- [Listed records]:
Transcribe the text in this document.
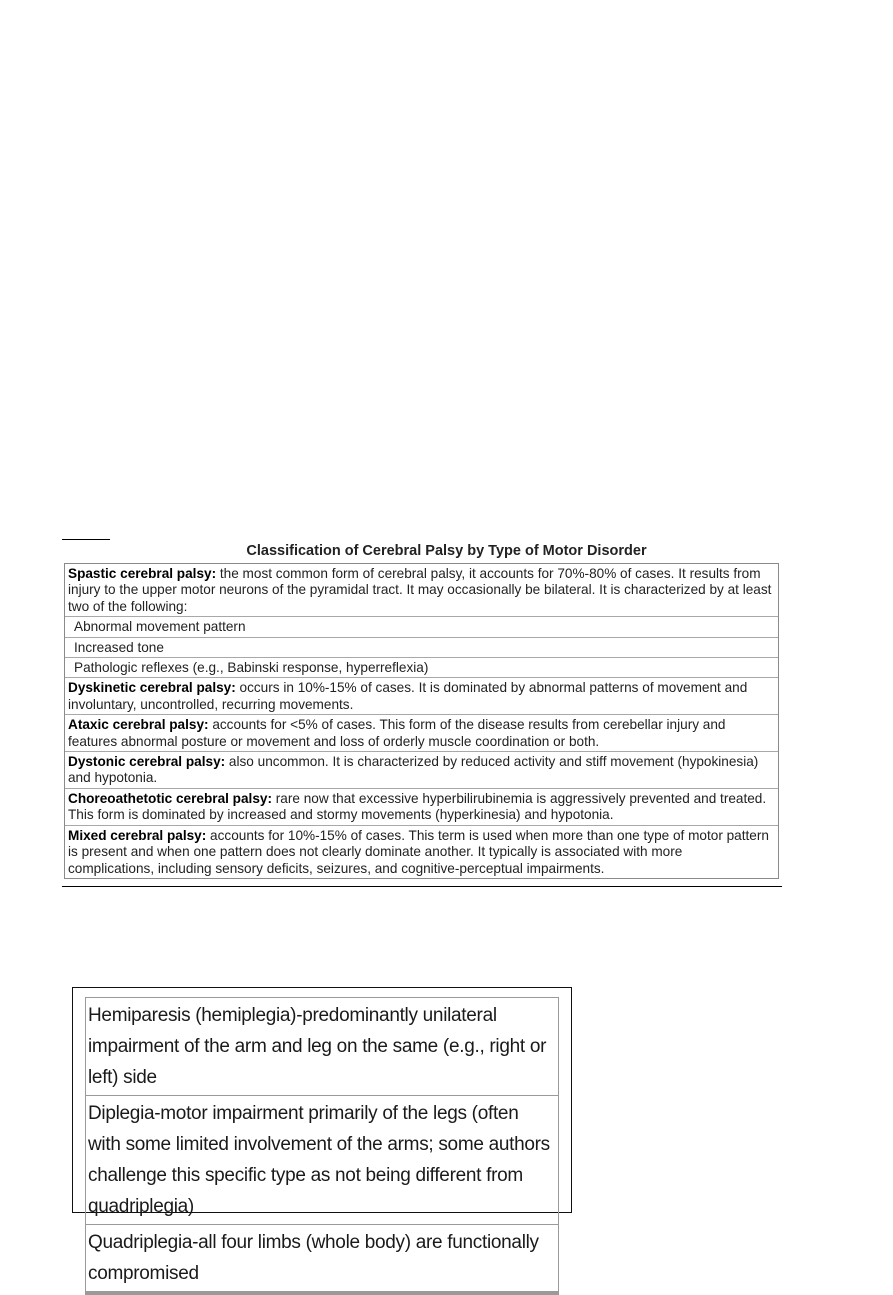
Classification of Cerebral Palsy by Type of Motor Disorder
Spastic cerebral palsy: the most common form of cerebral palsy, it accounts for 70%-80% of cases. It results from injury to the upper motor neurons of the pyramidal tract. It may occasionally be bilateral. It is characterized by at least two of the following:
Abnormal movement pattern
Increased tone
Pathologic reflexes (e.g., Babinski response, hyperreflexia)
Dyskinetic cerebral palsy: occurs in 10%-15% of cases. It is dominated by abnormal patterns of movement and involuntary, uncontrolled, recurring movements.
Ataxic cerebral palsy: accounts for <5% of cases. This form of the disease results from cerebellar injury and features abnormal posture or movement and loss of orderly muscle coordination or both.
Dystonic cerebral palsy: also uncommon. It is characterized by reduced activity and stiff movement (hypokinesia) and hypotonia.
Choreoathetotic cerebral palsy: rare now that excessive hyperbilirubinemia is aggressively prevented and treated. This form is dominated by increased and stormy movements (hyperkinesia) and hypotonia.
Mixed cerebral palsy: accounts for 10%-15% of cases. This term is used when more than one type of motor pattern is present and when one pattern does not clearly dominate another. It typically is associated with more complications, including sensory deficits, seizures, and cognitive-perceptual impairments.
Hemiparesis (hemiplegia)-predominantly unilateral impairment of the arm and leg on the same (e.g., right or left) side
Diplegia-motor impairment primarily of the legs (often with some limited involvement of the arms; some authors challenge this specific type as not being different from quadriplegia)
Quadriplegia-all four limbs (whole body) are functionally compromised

* * *

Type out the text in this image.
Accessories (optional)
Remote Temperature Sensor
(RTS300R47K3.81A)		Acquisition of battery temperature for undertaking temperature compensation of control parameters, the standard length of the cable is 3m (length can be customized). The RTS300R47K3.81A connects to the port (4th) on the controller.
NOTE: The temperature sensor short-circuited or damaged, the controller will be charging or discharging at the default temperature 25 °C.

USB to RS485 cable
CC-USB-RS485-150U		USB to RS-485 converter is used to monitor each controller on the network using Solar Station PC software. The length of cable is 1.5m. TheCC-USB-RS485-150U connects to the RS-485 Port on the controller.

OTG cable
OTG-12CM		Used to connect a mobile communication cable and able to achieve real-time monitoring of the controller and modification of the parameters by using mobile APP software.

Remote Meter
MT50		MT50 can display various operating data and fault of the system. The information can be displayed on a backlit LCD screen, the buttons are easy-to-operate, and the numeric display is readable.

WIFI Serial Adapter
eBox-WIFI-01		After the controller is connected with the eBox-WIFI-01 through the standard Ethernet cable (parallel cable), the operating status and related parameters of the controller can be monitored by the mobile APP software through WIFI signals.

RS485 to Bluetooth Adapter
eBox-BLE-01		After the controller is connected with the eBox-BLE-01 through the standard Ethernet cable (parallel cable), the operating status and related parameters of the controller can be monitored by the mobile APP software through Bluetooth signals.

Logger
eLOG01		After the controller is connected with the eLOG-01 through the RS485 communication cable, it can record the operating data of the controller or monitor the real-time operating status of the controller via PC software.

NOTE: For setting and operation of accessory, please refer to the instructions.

- [To be done]: Reply with nothing except the number of lines in the listing above that include "NOTE".

- [Result of the exercise]: 2